Given request: Reproduce the entries below in full, word for word.

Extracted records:

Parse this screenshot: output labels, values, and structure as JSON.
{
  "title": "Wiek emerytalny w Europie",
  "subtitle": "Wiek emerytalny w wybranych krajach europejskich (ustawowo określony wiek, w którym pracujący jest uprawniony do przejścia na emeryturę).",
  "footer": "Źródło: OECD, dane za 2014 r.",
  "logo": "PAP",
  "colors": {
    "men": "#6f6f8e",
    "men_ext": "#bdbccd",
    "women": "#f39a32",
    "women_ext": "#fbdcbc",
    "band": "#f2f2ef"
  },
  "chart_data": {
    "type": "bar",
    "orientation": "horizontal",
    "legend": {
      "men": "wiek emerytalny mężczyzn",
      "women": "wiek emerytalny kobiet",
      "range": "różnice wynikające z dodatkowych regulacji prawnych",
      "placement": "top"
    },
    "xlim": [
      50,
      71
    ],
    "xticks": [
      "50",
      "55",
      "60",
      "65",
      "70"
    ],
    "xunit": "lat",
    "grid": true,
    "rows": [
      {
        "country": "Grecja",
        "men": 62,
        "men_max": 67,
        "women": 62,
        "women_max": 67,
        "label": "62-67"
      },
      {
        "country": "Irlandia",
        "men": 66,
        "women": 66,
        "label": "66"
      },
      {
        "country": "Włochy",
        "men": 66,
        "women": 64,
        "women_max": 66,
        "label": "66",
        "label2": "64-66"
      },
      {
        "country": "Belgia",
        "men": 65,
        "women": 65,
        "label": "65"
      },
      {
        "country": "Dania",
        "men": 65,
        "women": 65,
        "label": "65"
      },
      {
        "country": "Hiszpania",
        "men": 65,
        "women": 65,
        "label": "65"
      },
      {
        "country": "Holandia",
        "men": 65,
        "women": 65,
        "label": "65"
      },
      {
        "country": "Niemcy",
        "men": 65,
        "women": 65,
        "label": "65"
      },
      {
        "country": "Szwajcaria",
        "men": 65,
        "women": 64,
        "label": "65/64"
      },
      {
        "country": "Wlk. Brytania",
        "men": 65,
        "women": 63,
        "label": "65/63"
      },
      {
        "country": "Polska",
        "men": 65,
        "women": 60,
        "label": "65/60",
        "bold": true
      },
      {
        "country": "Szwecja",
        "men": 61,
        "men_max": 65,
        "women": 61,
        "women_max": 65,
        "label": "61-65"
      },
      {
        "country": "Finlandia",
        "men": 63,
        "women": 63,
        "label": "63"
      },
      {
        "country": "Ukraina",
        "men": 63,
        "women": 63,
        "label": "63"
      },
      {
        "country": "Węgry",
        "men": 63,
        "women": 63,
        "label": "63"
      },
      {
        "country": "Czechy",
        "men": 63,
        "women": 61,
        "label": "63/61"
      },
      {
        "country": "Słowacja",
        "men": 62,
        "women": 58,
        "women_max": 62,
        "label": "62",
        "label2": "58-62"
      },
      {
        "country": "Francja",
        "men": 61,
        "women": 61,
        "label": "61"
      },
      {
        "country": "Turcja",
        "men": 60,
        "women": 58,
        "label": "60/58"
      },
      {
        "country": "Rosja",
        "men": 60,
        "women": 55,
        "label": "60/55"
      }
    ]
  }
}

Correct output:
Parse this screenshot: output labels, values, and structure as JSON.
{
  "title": "Wiek emerytalny w Europie",
  "subtitle": "Wiek emerytalny w wybranych krajach europejskich (ustawowo określony wiek, w którym pracujący jest uprawniony do przejścia na emeryturę).",
  "footer": "Źródło: OECD, dane za 2014 r.",
  "logo": "PAP",
  "colors": {
    "men": "#6f6f8e",
    "men_ext": "#bdbccd",
    "women": "#f39a32",
    "women_ext": "#fbdcbc",
    "band": "#f2f2ef"
  },
  "chart_data": {
    "type": "bar",
    "orientation": "horizontal",
    "legend": {
      "men": "wiek emerytalny mężczyzn",
      "women": "wiek emerytalny kobiet",
      "range": "różnice wynikające z dodatkowych regulacji prawnych",
      "placement": "top"
    },
    "xlim": [
      50,
      71
    ],
    "xticks": [
      "50",
      "55",
      "60",
      "65",
      "70"
    ],
    "xunit": "lat",
    "grid": true,
    "rows": [
      {
        "country": "Grecja",
        "men": 62,
        "men_max": 67,
        "women": 62,
        "women_max": 67,
        "label": "62-67"
      },
      {
        "country": "Irlandia",
        "men": 66,
        "women": 66,
        "label": "66"
      },
      {
        "country": "Włochy",
        "men": 66,
        "women": 64,
        "women_max": 66,
        "label": "66",
        "label2": "64-66"
      },
      {
        "country": "Belgia",
        "men": 65,
        "women": 65,
        "label": "65"
      },
      {
        "country": "Dania",
        "men": 65,
        "women": 65,
        "label": "65"
      },
      {
        "country": "Hiszpania",
        "men": 65,
        "women": 65,
        "label": "65"
      },
      {
        "country": "Holandia",
        "men": 65,
        "women": 65,
        "label": "65"
      },
      {
        "country": "Niemcy",
        "men": 65,
        "women": 65,
        "label": "65"
      },
      {
        "country": "Szwajcaria",
        "men": 65,
        "women": 64,
        "label": "65/64"
      },
      {
        "country": "Wlk. Brytania",
        "men": 65,
        "women": 63,
        "label": "65/63"
      },
      {
        "country": "Polska",
        "men": 65,
        "women": 60,
        "label": "65/60",
        "bold": true
      },
      {
        "country": "Szwecja",
        "men": 61,
        "men_max": 65,
        "women": 61,
        "women_max": 65,
        "label": "61-65"
      },
      {
        "country": "Finlandia",
        "men": 63,
        "women": 63,
        "label": "63"
      },
      {
        "country": "Ukraina",
        "men": 63,
        "women": 63,
        "label": "63"
      },
      {
        "country": "Węgry",
        "men": 63,
        "women": 63,
        "label": "63"
      },
      {
        "country": "Czechy",
        "men": 63,
        "women": 61,
        "label": "63/61"
      },
      {
        "country": "Słowacja",
        "men": 62,
        "women": 58,
        "women_max": 62,
        "label": "62",
        "label2": "58-62"
      },
      {
        "country": "Francja",
        "men": 61,
        "women": 61,
        "label": "61"
      },
      {
        "country": "Turcja",
        "men": 60,
        "women": 58,
        "label": "60/58"
      },
      {
        "country": "Rosja",
        "men": 60,
        "women": 55,
        "label": "60/55"
      }
    ]
  }
}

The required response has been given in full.